Locate and copy each line in the data that contains the word "orish".
============
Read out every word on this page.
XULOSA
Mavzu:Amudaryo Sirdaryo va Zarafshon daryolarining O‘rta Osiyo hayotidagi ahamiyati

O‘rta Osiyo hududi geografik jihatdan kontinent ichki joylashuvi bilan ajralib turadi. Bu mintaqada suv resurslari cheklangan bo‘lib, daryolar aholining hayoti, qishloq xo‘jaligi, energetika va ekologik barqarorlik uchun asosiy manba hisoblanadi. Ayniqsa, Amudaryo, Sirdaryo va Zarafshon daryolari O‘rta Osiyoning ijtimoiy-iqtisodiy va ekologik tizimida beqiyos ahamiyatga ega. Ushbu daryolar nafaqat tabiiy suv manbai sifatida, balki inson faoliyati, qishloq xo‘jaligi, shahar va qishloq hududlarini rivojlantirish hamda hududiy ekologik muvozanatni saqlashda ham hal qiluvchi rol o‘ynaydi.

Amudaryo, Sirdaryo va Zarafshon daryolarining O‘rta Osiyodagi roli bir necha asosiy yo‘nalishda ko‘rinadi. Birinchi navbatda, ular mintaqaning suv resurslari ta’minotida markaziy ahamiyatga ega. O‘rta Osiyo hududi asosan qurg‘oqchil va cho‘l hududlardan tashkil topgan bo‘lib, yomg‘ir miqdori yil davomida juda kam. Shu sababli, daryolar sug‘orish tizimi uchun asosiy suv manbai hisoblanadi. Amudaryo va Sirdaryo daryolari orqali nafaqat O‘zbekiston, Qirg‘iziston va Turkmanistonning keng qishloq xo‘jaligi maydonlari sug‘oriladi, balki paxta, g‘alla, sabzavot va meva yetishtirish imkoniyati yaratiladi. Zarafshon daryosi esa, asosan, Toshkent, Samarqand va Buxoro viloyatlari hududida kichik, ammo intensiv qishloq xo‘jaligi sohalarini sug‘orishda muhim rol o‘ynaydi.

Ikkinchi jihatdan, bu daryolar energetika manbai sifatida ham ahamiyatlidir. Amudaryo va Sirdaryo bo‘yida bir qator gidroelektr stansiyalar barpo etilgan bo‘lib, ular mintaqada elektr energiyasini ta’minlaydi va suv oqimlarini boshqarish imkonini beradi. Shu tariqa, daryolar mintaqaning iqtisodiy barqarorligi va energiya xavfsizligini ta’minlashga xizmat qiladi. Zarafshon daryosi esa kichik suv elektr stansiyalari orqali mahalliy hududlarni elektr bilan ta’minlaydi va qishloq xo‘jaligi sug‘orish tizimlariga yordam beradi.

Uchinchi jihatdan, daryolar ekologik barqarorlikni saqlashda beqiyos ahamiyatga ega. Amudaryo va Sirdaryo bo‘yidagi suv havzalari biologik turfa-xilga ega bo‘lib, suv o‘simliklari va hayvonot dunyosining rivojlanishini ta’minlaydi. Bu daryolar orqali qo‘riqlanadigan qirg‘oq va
============
[SOLVED PROBLEM]
Amudaryo, Sirdaryo va Zarafshon daryolarining O‘rta Osiyodagi roli bir necha asosiy yo‘nalishda ko‘rinadi. Birinchi navbatda, ular mintaqaning suv resurslari ta’minotida markaziy ahamiyatga ega. O‘rta Osiyo hududi asosan qurg‘oqchil va cho‘l hududlardan tashkil topgan bo‘lib, yomg‘ir miqdori yil davomida juda kam. Shu sababli, daryolar sug‘orish tizimi uchun asosiy suv manbai hisoblanadi. Amudaryo va Sirdaryo daryolari orqali nafaqat O‘zbekiston, Qirg‘iziston va Turkmanistonning keng qishloq xo‘jaligi maydonlari sug‘oriladi, balki paxta, g‘alla, sabzavot va meva yetishtirish imkoniyati yaratiladi. Zarafshon daryosi esa, asosan, Toshkent, Samarqand va Buxoro viloyatlari hududida kichik, ammo intensiv qishloq xo‘jaligi sohalarini sug‘orishda muhim rol o‘ynaydi.
Ikkinchi jihatdan, bu daryolar energetika manbai sifatida ham ahamiyatlidir. Amudaryo va Sirdaryo bo‘yida bir qator gidroelektr stansiyalar barpo etilgan bo‘lib, ular mintaqada elektr energiyasini ta’minlaydi va suv oqimlarini boshqarish imkonini beradi. Shu tariqa, daryolar mintaqaning iqtisodiy barqarorligi va energiya xavfsizligini ta’minlashga xizmat qiladi. Zarafshon daryosi esa kichik suv elektr stansiyalari orqali mahalliy hududlarni elektr bilan ta’minlaydi va qishloq xo‘jaligi sug‘orish tizimlariga yordam beradi.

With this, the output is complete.